RECORDS:
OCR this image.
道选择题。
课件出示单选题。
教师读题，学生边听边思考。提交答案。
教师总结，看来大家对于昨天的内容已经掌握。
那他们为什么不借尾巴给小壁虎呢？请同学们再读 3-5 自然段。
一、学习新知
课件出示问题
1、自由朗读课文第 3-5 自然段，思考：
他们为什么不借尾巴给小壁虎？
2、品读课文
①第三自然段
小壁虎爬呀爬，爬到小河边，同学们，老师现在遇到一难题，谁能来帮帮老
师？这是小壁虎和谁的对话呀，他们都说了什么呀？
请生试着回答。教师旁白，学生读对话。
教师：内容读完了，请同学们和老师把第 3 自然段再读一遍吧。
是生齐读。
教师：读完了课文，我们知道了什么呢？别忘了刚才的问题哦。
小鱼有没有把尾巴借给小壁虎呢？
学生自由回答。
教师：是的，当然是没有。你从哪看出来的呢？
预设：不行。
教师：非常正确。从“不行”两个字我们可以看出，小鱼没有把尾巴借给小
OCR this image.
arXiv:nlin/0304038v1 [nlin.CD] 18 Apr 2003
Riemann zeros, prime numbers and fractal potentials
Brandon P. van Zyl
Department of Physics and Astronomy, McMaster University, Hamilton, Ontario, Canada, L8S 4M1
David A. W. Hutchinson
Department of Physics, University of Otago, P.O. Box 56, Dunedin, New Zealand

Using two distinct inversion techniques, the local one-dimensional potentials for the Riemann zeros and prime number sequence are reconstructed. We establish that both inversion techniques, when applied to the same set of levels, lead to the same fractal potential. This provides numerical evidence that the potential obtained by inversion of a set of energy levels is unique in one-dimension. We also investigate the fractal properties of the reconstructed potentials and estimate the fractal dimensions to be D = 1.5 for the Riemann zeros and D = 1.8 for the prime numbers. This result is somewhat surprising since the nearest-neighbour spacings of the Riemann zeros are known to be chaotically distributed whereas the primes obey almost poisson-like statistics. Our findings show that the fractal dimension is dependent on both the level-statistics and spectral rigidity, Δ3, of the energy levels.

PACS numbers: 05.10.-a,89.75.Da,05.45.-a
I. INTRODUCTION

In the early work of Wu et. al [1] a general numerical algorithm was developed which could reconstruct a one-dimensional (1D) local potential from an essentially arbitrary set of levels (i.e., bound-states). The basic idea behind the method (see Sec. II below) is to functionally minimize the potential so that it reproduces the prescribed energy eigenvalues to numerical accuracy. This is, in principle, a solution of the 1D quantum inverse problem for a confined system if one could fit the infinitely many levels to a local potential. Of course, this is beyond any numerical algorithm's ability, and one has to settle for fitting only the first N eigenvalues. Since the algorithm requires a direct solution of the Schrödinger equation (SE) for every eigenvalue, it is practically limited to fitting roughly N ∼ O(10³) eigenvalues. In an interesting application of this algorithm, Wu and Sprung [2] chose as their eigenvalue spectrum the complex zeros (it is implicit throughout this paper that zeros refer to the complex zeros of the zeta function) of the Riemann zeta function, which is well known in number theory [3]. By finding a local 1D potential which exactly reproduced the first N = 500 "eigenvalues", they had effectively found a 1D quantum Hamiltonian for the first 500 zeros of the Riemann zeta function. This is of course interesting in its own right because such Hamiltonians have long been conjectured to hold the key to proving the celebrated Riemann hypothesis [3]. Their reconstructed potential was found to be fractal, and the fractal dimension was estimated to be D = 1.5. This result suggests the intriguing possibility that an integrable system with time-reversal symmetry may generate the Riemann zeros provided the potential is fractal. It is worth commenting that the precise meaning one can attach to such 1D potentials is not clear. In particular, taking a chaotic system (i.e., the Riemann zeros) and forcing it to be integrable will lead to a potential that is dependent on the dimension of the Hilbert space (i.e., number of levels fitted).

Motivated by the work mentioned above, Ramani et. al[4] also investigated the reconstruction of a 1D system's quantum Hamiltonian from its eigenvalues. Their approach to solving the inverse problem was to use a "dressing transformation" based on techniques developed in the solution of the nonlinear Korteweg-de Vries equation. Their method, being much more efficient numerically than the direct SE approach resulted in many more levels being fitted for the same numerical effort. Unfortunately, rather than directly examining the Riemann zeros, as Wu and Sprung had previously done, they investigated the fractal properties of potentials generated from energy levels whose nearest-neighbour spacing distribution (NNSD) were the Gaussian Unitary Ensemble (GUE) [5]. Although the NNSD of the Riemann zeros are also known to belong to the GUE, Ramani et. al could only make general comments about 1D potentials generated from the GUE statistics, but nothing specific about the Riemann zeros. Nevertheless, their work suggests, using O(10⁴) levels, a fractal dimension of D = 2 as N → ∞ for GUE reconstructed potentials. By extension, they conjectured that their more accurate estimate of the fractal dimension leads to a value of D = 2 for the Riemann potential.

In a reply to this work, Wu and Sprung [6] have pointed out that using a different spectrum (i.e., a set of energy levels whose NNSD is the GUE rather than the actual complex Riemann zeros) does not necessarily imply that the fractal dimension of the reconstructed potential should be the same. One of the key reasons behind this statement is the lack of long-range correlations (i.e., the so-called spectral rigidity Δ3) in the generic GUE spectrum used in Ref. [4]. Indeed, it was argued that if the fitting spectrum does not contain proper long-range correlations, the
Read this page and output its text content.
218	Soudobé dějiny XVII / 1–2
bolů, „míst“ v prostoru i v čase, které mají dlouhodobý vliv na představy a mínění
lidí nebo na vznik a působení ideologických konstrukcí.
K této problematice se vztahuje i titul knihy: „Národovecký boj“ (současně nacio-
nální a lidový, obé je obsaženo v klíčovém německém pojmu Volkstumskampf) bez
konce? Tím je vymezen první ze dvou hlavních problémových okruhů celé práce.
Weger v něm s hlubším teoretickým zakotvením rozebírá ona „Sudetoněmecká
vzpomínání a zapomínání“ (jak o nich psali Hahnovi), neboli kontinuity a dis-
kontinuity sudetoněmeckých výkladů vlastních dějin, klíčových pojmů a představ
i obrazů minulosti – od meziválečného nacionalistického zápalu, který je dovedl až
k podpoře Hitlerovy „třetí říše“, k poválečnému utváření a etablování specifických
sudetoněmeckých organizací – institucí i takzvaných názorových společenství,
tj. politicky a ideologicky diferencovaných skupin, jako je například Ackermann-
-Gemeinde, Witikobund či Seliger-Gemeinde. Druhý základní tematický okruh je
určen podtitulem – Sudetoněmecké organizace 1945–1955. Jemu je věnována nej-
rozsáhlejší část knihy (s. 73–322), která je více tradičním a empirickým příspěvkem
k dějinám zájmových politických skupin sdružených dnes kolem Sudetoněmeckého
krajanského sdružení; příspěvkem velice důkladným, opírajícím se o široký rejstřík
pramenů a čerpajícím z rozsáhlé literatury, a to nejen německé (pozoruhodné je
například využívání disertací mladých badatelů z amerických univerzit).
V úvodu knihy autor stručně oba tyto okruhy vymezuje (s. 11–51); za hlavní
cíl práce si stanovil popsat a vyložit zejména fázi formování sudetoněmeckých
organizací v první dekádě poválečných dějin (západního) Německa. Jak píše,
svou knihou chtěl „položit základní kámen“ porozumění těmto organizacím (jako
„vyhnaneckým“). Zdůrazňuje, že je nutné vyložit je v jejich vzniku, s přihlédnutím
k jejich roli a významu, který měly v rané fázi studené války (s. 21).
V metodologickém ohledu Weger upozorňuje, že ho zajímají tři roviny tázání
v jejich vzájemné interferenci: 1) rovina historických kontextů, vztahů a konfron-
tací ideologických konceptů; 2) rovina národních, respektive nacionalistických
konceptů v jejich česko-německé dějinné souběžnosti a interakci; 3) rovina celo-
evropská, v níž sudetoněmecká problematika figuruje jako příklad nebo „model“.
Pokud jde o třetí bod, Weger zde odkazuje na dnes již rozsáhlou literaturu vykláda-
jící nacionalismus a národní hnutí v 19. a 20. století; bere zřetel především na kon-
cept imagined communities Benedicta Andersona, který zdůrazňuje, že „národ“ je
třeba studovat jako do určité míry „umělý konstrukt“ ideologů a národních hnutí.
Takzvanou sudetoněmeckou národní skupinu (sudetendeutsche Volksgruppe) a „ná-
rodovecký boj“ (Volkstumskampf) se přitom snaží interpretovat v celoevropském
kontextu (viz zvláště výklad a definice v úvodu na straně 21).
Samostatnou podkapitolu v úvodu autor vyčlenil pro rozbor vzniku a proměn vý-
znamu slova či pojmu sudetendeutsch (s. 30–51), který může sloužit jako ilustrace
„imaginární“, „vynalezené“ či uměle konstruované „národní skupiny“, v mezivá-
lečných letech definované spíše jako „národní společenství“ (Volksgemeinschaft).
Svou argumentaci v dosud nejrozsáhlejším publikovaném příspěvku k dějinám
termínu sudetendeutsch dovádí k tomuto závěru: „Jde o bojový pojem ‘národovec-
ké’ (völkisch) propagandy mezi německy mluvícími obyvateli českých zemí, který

REQUIRED TASK: Copy out every line of the material above that mentions the word "národních".

WRITTEN ANSWER:
tací ideologických konceptů; 2) rovina národních, respektive nacionalistických
třeba studovat jako do určité míry „umělý konstrukt“ ideologů a národních hnutí.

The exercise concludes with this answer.